Determine the number of lines containing the word "orish", and state that figure alone.
::::::
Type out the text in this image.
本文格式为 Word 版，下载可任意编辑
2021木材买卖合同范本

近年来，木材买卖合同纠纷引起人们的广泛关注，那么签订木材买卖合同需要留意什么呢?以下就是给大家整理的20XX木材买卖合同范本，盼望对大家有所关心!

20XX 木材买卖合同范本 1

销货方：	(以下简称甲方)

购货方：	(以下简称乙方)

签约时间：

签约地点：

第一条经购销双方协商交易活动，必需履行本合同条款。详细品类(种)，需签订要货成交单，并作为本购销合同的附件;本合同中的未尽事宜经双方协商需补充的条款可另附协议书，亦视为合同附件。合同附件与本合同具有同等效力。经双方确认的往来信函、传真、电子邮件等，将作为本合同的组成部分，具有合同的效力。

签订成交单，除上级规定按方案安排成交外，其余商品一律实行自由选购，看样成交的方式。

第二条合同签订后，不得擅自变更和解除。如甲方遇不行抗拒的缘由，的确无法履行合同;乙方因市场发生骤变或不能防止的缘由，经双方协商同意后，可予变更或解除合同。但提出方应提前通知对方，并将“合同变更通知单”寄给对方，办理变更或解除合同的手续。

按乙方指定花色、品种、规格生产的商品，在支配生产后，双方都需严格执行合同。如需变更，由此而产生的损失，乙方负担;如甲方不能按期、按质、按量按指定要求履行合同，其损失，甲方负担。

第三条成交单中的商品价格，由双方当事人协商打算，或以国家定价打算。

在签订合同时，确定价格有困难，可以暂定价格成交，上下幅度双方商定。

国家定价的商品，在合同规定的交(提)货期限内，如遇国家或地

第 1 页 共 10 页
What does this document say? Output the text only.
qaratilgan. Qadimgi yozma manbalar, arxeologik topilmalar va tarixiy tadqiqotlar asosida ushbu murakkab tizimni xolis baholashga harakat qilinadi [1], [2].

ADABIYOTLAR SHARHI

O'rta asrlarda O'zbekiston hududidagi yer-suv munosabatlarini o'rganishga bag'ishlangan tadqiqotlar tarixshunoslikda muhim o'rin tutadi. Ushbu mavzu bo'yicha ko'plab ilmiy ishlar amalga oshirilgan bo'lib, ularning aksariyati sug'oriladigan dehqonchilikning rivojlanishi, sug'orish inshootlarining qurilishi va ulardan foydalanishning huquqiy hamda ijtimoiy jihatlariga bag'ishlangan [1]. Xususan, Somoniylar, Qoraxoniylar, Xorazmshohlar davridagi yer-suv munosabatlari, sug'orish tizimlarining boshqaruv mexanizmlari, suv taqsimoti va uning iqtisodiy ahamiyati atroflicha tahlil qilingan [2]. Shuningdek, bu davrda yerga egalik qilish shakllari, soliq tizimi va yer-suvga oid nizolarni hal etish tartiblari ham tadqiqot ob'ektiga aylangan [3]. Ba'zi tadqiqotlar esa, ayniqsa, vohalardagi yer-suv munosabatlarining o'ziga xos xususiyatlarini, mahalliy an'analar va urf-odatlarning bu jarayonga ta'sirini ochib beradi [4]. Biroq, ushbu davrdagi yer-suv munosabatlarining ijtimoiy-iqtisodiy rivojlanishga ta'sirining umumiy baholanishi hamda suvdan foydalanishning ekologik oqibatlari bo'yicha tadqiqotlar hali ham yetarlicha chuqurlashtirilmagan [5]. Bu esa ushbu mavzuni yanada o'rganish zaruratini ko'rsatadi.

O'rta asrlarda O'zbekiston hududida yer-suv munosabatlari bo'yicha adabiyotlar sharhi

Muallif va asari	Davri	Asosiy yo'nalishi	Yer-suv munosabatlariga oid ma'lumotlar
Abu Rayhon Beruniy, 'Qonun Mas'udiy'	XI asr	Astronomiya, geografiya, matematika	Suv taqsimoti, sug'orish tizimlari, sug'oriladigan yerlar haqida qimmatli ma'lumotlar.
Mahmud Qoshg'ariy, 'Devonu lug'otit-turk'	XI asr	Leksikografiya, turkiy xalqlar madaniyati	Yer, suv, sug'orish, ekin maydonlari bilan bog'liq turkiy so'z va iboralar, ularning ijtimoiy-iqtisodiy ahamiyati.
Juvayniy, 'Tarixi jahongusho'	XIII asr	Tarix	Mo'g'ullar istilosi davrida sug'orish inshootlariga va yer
::::::
Written response: 4